• [DIRECTIVE] Copy out the rows starting at the line containing "I need the location" and ending at the line containing "x-axis-top-tick [446, 61, 448, 68]", keeping every character as it stands and leaving out the pictures.

• [EXERCISE MATERIALS]
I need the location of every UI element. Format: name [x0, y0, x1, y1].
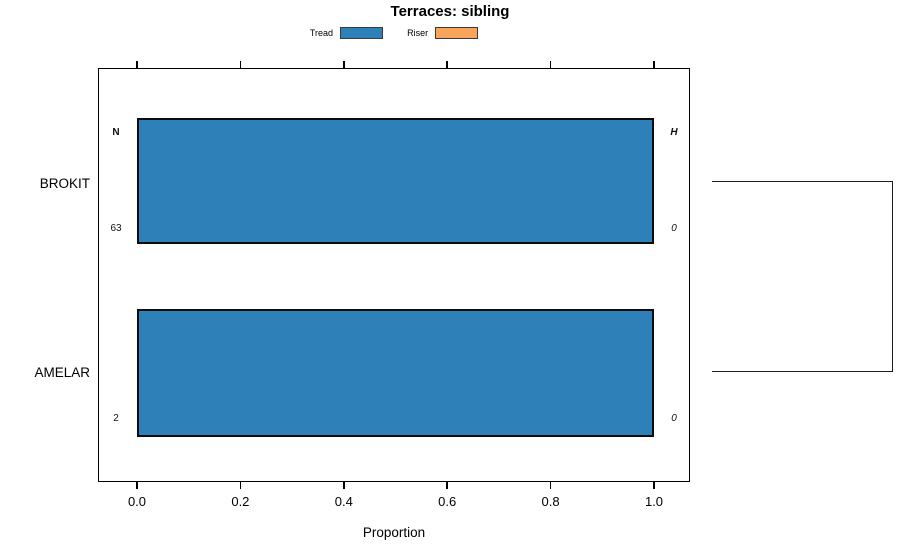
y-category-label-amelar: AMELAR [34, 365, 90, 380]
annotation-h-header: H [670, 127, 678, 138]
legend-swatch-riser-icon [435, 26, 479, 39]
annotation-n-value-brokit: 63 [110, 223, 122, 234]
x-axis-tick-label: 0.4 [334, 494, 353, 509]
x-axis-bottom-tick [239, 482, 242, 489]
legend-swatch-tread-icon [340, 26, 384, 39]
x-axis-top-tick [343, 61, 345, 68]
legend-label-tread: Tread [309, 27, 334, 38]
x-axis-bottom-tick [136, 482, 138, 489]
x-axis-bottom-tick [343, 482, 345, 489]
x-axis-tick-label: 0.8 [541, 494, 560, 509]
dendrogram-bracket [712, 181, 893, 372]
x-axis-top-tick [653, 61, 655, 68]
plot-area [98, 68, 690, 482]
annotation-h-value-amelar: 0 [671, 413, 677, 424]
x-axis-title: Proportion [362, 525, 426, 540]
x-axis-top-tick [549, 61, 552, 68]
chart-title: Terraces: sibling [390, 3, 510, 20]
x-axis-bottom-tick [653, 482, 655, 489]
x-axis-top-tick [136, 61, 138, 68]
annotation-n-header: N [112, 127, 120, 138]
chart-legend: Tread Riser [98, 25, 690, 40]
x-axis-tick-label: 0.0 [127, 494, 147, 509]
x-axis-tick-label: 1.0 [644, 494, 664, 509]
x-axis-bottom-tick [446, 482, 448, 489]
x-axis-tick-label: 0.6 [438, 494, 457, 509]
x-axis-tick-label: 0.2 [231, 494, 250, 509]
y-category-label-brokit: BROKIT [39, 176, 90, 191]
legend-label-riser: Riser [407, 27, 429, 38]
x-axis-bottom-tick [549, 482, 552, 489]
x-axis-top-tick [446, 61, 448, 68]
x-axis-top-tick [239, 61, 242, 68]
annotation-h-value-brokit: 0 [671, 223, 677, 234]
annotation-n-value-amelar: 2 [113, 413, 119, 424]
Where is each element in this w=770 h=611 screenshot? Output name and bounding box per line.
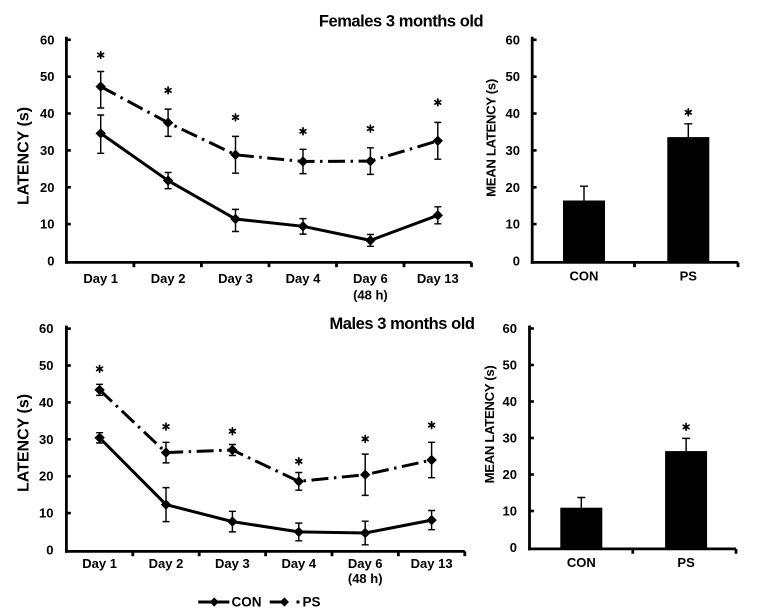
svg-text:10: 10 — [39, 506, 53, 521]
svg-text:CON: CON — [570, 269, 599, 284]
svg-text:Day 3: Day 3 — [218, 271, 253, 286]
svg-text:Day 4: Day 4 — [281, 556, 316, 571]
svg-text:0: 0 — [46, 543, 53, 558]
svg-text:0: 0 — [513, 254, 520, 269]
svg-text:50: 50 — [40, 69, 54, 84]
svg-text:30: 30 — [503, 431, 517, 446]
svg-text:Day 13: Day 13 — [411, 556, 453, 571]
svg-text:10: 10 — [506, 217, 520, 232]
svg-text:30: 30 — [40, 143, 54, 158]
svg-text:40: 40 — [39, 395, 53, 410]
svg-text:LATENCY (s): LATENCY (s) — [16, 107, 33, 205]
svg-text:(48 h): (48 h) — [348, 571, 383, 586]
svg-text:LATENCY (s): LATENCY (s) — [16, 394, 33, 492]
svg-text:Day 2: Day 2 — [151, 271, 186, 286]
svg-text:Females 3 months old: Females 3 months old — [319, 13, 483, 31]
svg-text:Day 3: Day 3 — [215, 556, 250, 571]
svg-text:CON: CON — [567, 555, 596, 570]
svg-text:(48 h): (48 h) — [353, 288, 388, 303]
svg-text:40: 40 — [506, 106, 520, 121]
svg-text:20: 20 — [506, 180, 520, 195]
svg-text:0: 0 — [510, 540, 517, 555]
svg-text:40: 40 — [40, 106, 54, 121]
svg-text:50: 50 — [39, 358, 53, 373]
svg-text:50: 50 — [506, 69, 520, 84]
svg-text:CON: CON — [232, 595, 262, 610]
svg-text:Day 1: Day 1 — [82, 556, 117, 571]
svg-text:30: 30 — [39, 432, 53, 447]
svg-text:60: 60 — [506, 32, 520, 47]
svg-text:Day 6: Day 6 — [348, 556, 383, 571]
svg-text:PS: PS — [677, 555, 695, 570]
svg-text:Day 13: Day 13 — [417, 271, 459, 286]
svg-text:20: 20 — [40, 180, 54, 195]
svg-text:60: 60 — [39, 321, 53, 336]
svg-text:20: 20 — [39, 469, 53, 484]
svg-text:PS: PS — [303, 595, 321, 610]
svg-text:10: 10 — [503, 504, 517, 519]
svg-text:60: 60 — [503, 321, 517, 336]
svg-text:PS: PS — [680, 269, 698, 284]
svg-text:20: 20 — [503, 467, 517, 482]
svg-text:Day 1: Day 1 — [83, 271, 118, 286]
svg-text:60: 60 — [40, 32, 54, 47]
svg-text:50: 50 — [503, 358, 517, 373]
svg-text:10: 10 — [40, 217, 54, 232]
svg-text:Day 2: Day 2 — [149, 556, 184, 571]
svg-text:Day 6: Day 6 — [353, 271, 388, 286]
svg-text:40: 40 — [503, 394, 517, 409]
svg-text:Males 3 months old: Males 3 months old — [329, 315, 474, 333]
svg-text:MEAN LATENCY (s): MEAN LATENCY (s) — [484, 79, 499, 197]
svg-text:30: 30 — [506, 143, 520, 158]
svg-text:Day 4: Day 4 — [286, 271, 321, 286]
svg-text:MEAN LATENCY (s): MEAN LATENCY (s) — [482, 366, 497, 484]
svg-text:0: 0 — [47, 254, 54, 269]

...

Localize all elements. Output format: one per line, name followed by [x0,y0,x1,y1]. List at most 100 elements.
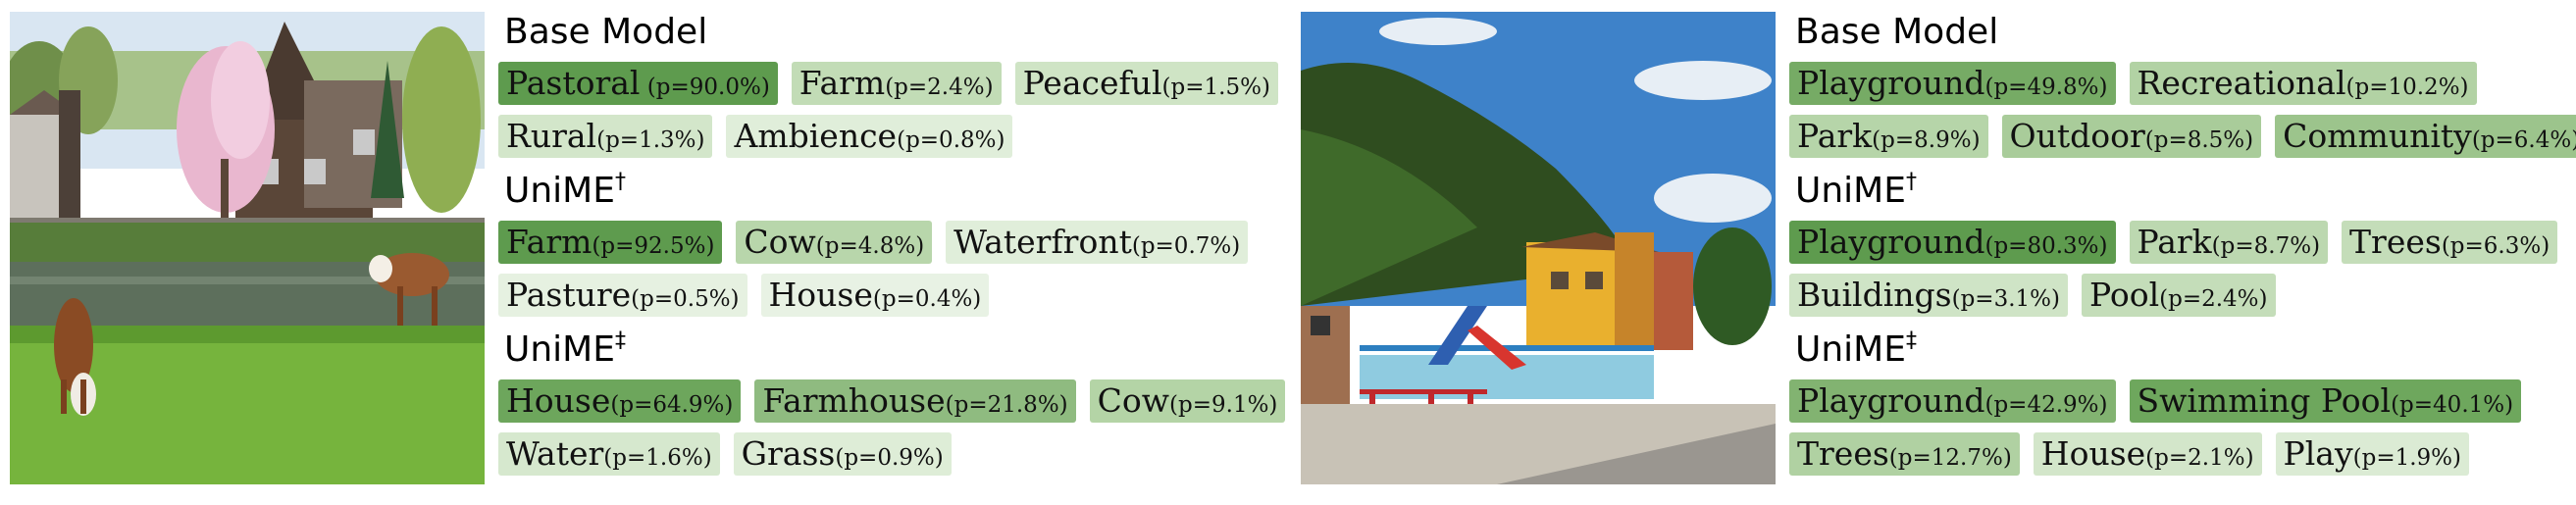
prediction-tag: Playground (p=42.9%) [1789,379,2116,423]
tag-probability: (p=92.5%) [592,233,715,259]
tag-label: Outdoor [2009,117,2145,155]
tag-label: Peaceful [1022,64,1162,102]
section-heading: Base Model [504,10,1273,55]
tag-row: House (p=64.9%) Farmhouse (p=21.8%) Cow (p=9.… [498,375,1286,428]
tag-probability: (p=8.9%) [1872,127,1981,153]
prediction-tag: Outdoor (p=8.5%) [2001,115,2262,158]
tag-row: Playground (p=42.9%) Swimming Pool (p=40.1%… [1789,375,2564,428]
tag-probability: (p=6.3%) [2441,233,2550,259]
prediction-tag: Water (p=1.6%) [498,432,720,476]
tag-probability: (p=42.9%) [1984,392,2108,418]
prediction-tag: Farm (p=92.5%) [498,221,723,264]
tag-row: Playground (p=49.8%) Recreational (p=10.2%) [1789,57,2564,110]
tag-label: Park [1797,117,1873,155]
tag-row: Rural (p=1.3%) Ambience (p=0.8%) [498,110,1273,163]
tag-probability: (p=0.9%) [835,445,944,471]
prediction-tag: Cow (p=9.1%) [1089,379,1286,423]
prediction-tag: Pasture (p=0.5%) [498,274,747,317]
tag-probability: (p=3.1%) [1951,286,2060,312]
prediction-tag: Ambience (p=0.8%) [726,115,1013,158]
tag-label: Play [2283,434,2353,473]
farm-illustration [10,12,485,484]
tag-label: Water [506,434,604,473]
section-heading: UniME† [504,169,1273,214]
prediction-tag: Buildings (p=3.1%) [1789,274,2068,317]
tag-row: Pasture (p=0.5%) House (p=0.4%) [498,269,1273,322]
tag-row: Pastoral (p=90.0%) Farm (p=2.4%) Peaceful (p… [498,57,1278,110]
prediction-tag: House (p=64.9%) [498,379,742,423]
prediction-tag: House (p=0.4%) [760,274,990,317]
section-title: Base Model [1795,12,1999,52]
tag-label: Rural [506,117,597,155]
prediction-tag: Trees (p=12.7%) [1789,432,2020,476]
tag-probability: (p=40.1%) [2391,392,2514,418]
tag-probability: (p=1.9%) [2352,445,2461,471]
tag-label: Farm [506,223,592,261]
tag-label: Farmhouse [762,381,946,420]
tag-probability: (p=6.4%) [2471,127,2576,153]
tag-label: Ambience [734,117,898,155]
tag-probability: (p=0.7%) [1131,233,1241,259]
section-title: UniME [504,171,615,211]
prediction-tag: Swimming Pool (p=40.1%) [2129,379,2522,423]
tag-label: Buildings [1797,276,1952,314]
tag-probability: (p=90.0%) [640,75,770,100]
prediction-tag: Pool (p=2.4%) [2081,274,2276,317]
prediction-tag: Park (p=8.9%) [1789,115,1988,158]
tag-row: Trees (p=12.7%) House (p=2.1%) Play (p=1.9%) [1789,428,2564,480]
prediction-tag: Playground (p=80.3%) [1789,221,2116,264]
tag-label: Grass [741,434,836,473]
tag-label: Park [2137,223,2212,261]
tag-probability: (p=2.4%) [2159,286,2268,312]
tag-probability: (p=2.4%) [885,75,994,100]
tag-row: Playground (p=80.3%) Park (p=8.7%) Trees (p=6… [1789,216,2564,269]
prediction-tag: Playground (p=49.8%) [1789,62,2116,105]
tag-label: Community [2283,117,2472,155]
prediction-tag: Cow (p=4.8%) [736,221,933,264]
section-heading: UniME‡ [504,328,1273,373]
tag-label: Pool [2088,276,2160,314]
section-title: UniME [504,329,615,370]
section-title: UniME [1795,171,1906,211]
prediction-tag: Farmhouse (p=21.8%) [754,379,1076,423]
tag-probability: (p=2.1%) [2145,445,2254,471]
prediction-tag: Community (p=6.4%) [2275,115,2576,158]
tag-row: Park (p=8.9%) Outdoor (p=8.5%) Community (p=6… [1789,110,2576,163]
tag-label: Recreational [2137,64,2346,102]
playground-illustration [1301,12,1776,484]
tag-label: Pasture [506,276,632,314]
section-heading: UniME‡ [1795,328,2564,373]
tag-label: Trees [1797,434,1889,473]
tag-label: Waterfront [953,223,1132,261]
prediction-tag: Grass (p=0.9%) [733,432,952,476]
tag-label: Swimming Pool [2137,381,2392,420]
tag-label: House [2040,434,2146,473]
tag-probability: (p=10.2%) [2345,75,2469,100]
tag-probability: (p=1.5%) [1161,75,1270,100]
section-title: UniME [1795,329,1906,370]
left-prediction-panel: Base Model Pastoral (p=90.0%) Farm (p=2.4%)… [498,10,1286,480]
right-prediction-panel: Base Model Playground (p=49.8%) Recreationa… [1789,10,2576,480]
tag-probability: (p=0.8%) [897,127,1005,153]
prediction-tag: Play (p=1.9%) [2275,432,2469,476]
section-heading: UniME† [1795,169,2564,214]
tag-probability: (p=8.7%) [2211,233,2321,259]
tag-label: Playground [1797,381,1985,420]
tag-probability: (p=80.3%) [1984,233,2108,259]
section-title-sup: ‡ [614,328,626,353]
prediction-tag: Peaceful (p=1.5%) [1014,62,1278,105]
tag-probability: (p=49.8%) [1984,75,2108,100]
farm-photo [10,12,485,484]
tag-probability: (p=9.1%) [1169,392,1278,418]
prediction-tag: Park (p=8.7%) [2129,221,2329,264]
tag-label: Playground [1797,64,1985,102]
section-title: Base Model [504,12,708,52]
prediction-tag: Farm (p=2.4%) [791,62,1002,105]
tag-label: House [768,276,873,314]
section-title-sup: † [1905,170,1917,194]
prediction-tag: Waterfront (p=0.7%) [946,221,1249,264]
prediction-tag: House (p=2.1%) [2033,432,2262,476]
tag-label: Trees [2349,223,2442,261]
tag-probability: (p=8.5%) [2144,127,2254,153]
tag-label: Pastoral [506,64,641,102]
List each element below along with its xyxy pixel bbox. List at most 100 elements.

---

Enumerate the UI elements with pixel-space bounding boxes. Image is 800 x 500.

• [CORRECT RESULT]
I need the location of every UI element. Format: name [x0, y0, x1, y1].
y-category-label-amelar: AMELAR [34, 365, 90, 380]
annotation-h-header: H [670, 127, 678, 138]
legend-swatch-riser-icon [435, 26, 479, 39]
annotation-n-value-brokit: 63 [110, 223, 122, 234]
x-axis-tick-label: 0.4 [334, 494, 353, 509]
x-axis-bottom-tick [239, 482, 242, 489]
legend-swatch-tread-icon [340, 26, 384, 39]
x-axis-top-tick [343, 61, 345, 68]
legend-label-tread: Tread [309, 27, 334, 38]
x-axis-bottom-tick [136, 482, 138, 489]
x-axis-bottom-tick [343, 482, 345, 489]
x-axis-tick-label: 0.8 [541, 494, 560, 509]
dendrogram-bracket [712, 181, 893, 372]
x-axis-top-tick [653, 61, 655, 68]
plot-area [98, 68, 690, 482]
annotation-h-value-amelar: 0 [671, 413, 677, 424]
x-axis-title: Proportion [362, 525, 426, 540]
x-axis-top-tick [549, 61, 552, 68]
chart-title: Terraces: sibling [390, 3, 510, 20]
x-axis-bottom-tick [653, 482, 655, 489]
x-axis-top-tick [136, 61, 138, 68]
annotation-n-header: N [112, 127, 120, 138]
chart-legend: Tread Riser [98, 25, 690, 40]
x-axis-tick-label: 0.0 [127, 494, 147, 509]
x-axis-tick-label: 1.0 [644, 494, 664, 509]
x-axis-bottom-tick [446, 482, 448, 489]
x-axis-tick-label: 0.6 [438, 494, 457, 509]
x-axis-tick-label: 0.2 [231, 494, 250, 509]
y-category-label-brokit: BROKIT [39, 176, 90, 191]
legend-label-riser: Riser [407, 27, 429, 38]
x-axis-bottom-tick [549, 482, 552, 489]
x-axis-top-tick [446, 61, 448, 68]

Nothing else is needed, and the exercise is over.